Every entry needs to be printed exactly, please.

Data entries
-------------------------

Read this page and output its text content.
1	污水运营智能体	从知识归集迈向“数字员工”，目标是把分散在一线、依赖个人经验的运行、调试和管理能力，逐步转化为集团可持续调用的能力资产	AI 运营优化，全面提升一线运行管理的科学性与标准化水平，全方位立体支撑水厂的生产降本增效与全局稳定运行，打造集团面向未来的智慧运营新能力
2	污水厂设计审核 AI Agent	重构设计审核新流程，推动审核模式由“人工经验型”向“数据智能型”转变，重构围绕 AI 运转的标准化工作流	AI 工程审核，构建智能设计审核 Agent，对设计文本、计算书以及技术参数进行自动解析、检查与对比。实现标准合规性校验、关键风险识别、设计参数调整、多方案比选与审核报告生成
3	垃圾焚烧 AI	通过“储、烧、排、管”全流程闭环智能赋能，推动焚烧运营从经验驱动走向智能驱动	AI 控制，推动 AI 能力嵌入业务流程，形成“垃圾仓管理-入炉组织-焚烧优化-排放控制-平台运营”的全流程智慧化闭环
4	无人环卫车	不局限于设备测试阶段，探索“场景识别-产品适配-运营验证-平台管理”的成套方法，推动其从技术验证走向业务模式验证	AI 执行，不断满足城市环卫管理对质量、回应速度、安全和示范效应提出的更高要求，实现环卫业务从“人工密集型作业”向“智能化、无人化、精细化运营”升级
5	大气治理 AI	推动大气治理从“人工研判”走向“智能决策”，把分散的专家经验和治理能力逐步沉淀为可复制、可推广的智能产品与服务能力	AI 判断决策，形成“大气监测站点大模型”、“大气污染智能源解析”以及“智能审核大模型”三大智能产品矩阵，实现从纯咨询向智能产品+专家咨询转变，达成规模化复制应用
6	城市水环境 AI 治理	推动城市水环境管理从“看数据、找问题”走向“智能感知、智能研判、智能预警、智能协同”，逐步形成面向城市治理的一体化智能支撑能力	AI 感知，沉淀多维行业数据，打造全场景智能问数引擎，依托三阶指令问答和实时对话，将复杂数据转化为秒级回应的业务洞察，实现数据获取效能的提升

-------------------------

# Correct output
Read this page and output its text content.
1	污水运营智能体	从知识归集迈向“数字员工”，目标是把分散在一线、依赖个人经验的运行、调试和管理能力，逐步转化为集团可持续调用的能力资产	AI 运营优化，全面提升一线运行管理的科学性与标准化水平，全方位立体支撑水厂的生产降本增效与全局稳定运行，打造集团面向未来的智慧运营新能力
2	污水厂设计审核 AI Agent	重构设计审核新流程，推动审核模式由“人工经验型”向“数据智能型”转变，重构围绕 AI 运转的标准化工作流	AI 工程审核，构建智能设计审核 Agent，对设计文本、计算书以及技术参数进行自动解析、检查与对比。实现标准合规性校验、关键风险识别、设计参数调整、多方案比选与审核报告生成
3	垃圾焚烧 AI	通过“储、烧、排、管”全流程闭环智能赋能，推动焚烧运营从经验驱动走向智能驱动	AI 控制，推动 AI 能力嵌入业务流程，形成“垃圾仓管理-入炉组织-焚烧优化-排放控制-平台运营”的全流程智慧化闭环
4	无人环卫车	不局限于设备测试阶段，探索“场景识别-产品适配-运营验证-平台管理”的成套方法，推动其从技术验证走向业务模式验证	AI 执行，不断满足城市环卫管理对质量、回应速度、安全和示范效应提出的更高要求，实现环卫业务从“人工密集型作业”向“智能化、无人化、精细化运营”升级
5	大气治理 AI	推动大气治理从“人工研判”走向“智能决策”，把分散的专家经验和治理能力逐步沉淀为可复制、可推广的智能产品与服务能力	AI 判断决策，形成“大气监测站点大模型”、“大气污染智能源解析”以及“智能审核大模型”三大智能产品矩阵，实现从纯咨询向智能产品+专家咨询转变，达成规模化复制应用
6	城市水环境 AI 治理	推动城市水环境管理从“看数据、找问题”走向“智能感知、智能研判、智能预警、智能协同”，逐步形成面向城市治理的一体化智能支撑能力	AI 感知，沉淀多维行业数据，打造全场景智能问数引擎，依托三阶指令问答和实时对话，将复杂数据转化为秒级回应的业务洞察，实现数据获取效能的提升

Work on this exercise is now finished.